# INSTRUCTIONS TO FOLLOW:
Return each line that holds the word "color".

(Data listing)

::::

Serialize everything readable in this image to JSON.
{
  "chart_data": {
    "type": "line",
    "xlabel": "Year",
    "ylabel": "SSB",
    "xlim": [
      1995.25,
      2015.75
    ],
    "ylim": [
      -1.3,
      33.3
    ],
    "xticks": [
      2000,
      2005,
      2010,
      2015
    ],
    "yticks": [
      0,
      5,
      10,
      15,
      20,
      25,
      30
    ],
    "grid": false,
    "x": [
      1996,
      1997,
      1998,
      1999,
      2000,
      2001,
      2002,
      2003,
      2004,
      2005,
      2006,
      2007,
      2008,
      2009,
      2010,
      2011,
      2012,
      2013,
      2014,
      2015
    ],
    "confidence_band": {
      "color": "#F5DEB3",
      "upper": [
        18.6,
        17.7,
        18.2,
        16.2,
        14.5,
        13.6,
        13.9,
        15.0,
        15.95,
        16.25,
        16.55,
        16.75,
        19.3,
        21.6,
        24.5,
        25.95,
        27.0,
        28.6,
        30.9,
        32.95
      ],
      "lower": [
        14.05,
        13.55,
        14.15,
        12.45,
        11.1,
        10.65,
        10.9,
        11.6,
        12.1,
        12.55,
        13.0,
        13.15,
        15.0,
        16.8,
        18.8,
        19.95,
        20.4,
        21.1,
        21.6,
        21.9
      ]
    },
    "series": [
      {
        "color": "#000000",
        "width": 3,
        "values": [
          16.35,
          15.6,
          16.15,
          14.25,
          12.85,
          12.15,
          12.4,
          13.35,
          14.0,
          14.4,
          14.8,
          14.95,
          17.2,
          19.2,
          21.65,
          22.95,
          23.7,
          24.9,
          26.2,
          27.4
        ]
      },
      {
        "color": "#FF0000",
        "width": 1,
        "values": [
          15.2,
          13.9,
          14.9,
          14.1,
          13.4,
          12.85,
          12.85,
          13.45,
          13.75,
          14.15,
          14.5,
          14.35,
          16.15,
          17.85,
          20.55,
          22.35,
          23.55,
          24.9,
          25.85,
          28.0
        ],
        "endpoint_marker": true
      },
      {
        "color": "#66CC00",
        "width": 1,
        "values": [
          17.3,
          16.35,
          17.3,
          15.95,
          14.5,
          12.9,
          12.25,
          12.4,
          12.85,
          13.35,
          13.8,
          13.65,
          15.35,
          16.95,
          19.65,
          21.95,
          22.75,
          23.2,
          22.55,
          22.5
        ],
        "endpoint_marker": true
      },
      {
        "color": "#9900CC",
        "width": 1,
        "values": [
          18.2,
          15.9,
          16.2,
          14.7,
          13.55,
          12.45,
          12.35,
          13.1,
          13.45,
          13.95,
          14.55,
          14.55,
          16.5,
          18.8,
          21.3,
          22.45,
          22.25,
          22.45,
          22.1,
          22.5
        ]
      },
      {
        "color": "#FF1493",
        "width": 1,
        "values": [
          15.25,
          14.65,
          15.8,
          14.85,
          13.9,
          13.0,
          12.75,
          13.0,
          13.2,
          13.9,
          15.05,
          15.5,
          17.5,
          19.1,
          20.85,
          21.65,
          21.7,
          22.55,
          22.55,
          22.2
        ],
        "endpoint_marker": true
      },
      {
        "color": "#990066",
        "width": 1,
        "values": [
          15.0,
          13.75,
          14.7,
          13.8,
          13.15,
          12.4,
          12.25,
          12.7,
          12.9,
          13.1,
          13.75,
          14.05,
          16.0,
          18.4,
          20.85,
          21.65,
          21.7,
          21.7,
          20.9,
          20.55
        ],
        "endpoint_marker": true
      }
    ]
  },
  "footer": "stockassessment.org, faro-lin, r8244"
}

::::

# RESPONSE TO THE TASK:
      "color": "#F5DEB3",
        "color": "#000000",
        "color": "#FF0000",
        "color": "#66CC00",
        "color": "#9900CC",
        "color": "#FF1493",
        "color": "#990066",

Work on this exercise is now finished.